## BEGIN
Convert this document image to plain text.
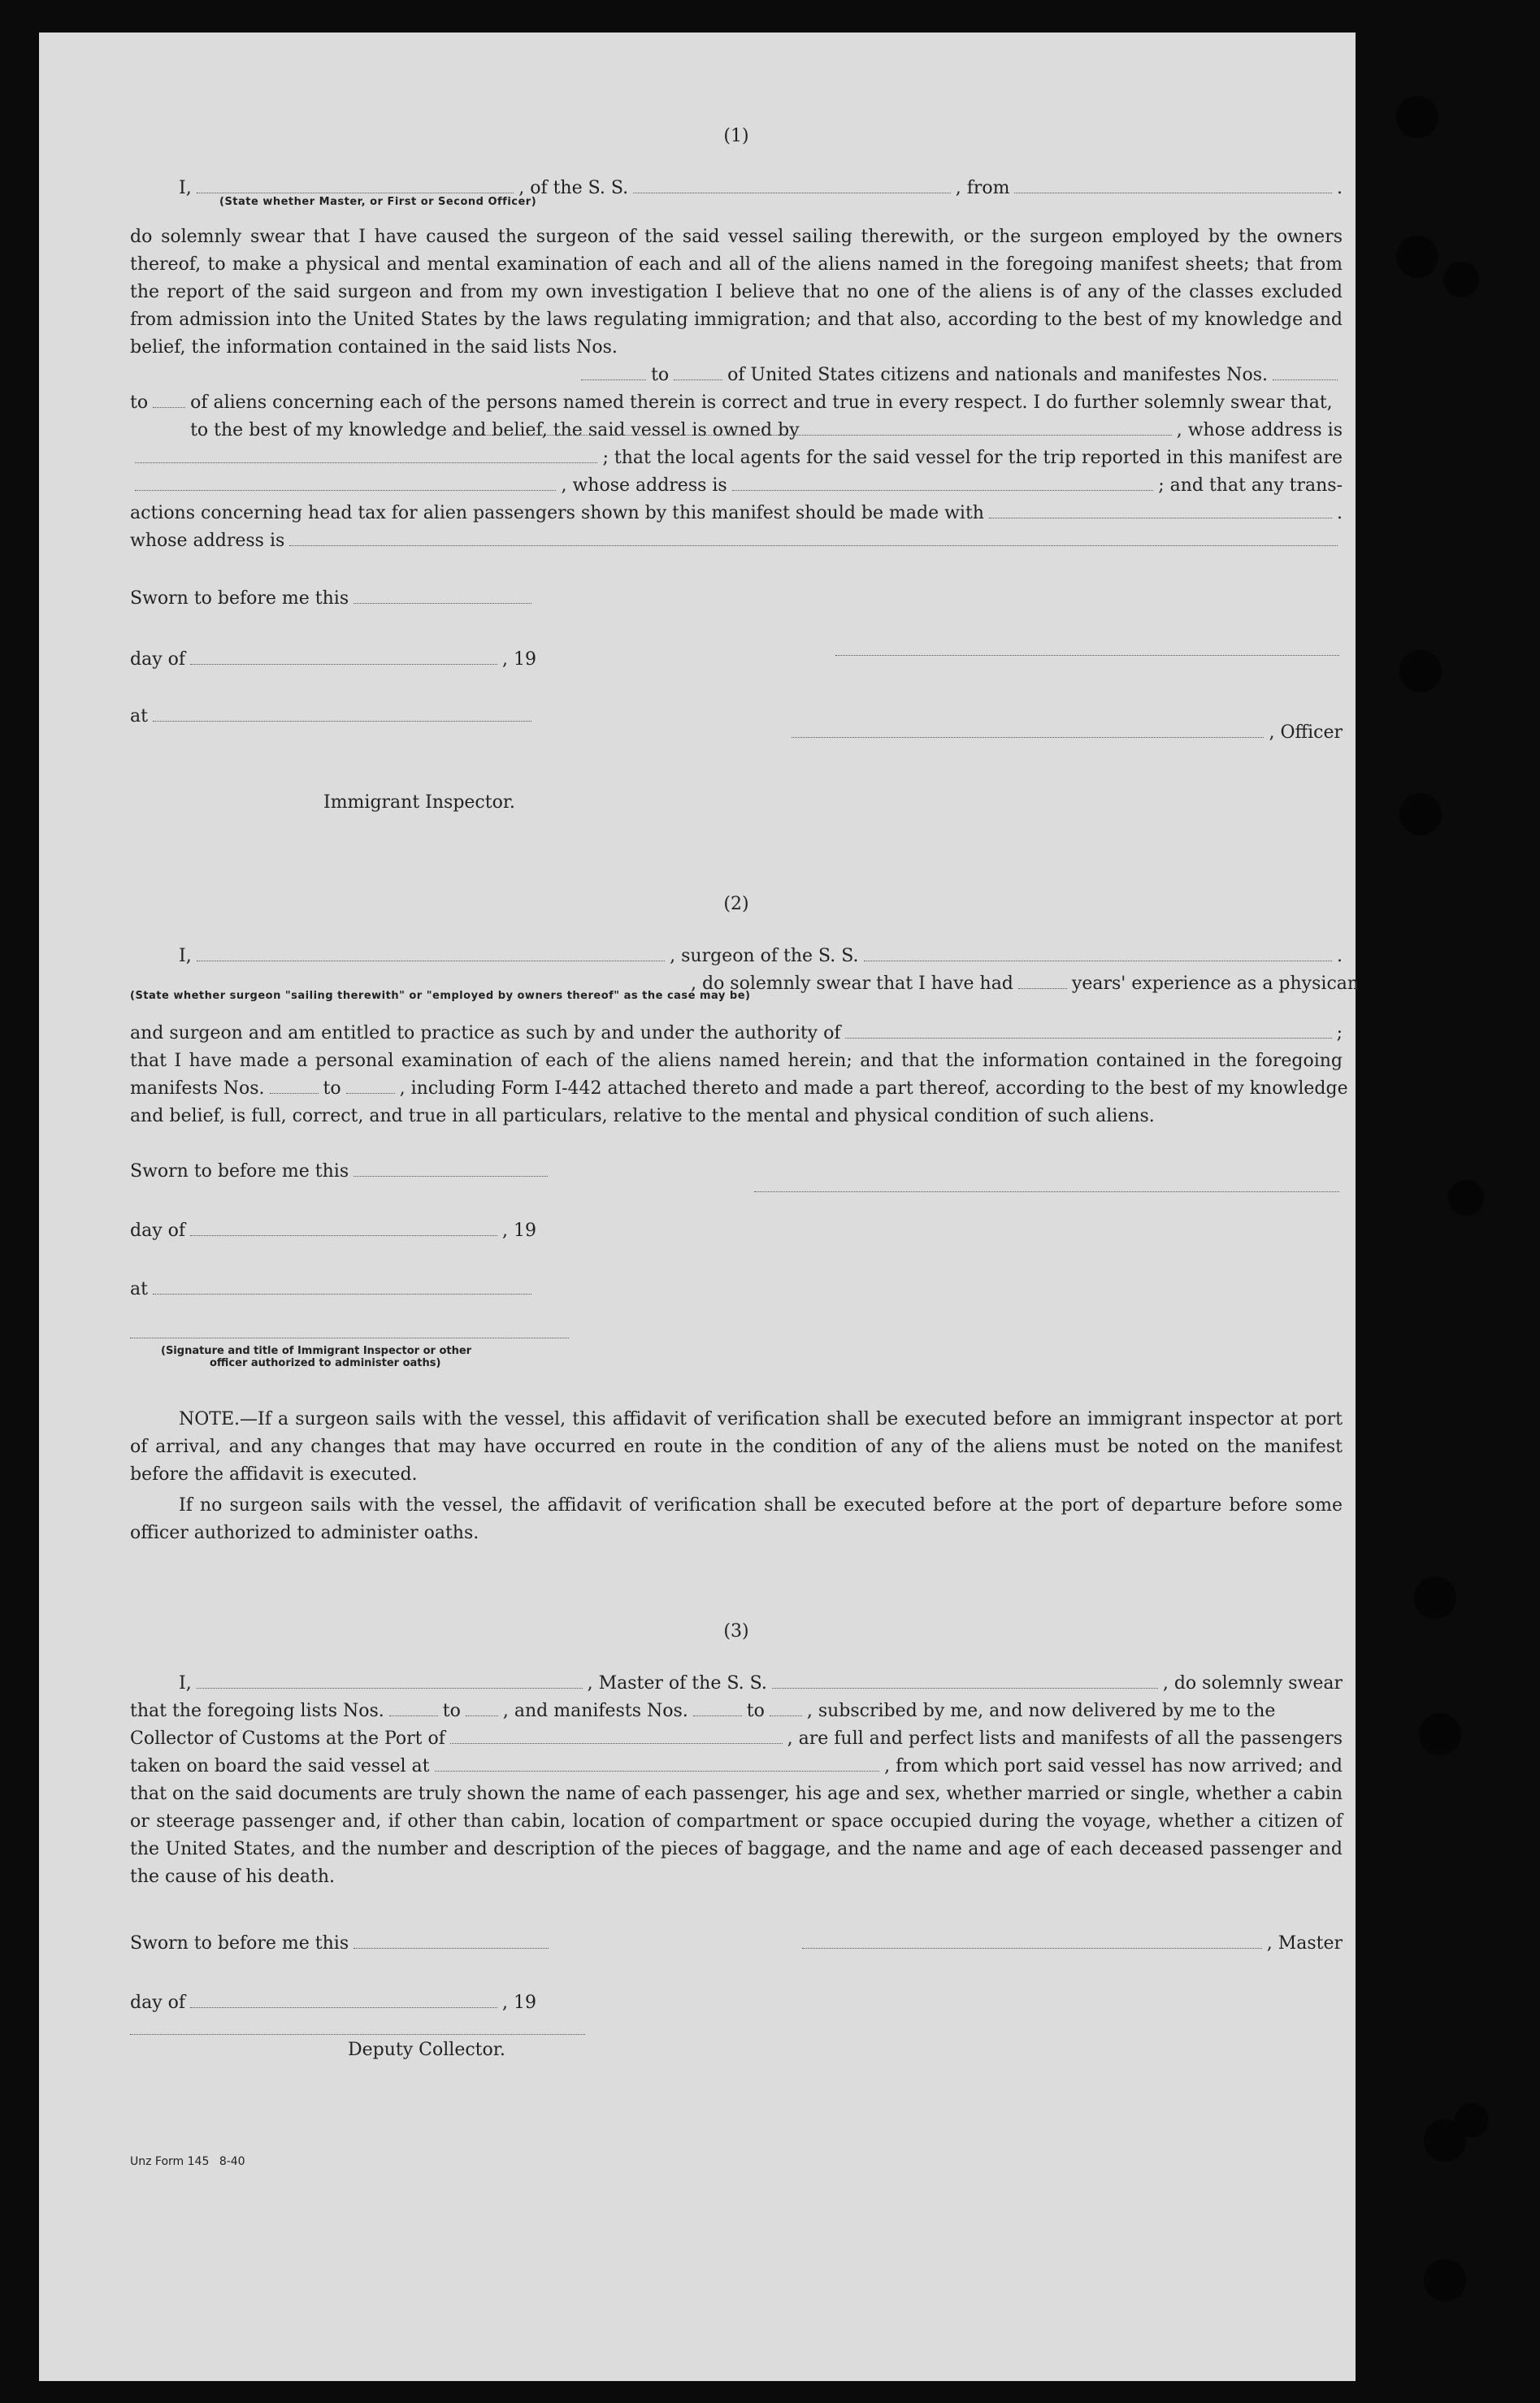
(1)
I,	, of the S. S.	, from	.
(State whether Master, or First or Second Officer)

do solemnly swear that I have caused the surgeon of the said vessel sailing therewith, or the surgeon employed by the owners thereof, to make a physical and mental examination of each and all of the aliens named in the foregoing manifest sheets; that from the report of the said surgeon and from my own investigation I believe that no one of the aliens is of any of the classes excluded from admission into the United States by the laws regulating immigration; and that also, according to the best of my knowledge and belief, the information contained in the said lists Nos.

to	of United States citizens and nationals and manifestes Nos.
to of aliens concerning each of the persons named therein is correct and true in every respect. I do further solemnly swear that, to the best of my knowledge and belief, the said vessel is owned by	, whose address is
; that the local agents for the said vessel for the trip reported in this manifest are
, whose address is	; and that any trans-
actions concerning head tax for alien passengers shown by this manifest should be made with	.
whose address is
Sworn to before me this
day of	, 19
at
, Officer
Immigrant Inspector.
(2)
I,	, surgeon of the S. S.	.
, do solemnly swear that I have had	years' experience as a physican
(State whether surgeon "sailing therewith" or "employed by owners thereof" as the case may be)
and surgeon and am entitled to practice as such by and under the authority of	;

that I have made a personal examination of each of the aliens named herein; and that the information contained in the foregoing

manifests Nos.	to	, including Form I-442 attached thereto and made a part thereof, according to the best of my knowledge

and belief, is full, correct, and true in all particulars, relative to the mental and physical condition of such aliens.

Sworn to before me this
day of	, 19
at
(Signature and title of Immigrant Inspector or other
officer authorized to administer oaths)

NOTE.—If a surgeon sails with the vessel, this affidavit of verification shall be executed before an immigrant inspector at port of arrival, and any changes that may have occurred en route in the condition of any of the aliens must be noted on the manifest before the affidavit is executed.

If no surgeon sails with the vessel, the affidavit of verification shall be executed before at the port of departure before some officer authorized to administer oaths.

(3)
I,	, Master of the S. S.	, do solemnly swear
that the foregoing lists Nos.	to , and manifests Nos.	to , subscribed by me, and now delivered by me to the
Collector of Customs at the Port of	, are full and perfect lists and manifests of all the passengers
taken on board the said vessel at	, from which port said vessel has now arrived; and

that on the said documents are truly shown the name of each passenger, his age and sex, whether married or single, whether a cabin or steerage passenger and, if other than cabin, location of compartment or space occupied during the voyage, whether a citizen of the United States, and the number and description of the pieces of baggage, and the name and age of each deceased passenger and the cause of his death.

Sworn to before me this	, Master
day of	, 19
Deputy Collector.
Unz Form 145 8-40
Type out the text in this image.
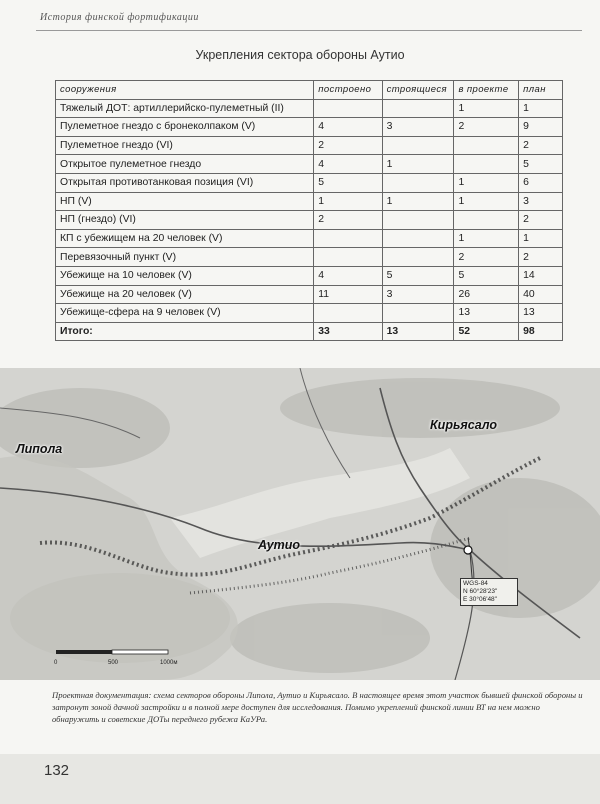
История финской фортификации
Укрепления сектора обороны Аутио
сооружения	построено	строящиеся	в проекте	план
Тяжелый ДОТ: артиллерийско-пулеметный (II)			1	1
Пулеметное гнездо с бронеколпаком (V)	4	3	2	9
Пулеметное гнездо (VI)	2			2
Открытое пулеметное гнездо	4	1		5
Открытая противотанковая позиция (VI)	5		1	6
НП (V)	1	1	1	3
НП (гнездо) (VI)	2			2
КП с убежищем на 20 человек (V)			1	1
Перевязочный пункт (V)			2	2
Убежище на 10 человек (V)	4	5	5	14
Убежище на 20 человек (V)	11	3	26	40
Убежище-сфера на 9 человек (V)			13	13
Итого:	33	13	52	98
0	500	1000м
Липола
Аутио
Кирьясало
WGS-84
N 60°28'23"
E 30°06'48"
Проектная документация: схема секторов обороны Липола, Аутио и Кирьясало. В настоящее время этот участок бывшей финской обороны и затронут зоной дачной застройки и в полной мере доступен для исследования. Помимо укреплений финской линии ВТ на нем можно обнаружить и советские ДОТы переднего рубежа КаУРа.
132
## END
What you need to do:
Using the entries above, return each line that includes the word "человек".

Response:
КП с убежищем на 20 человек (V)			1	1
Убежище на 10 человек (V)	4	5	5	14
Убежище на 20 человек (V)	11	3	26	40
Убежище-сфера на 9 человек (V)			13	13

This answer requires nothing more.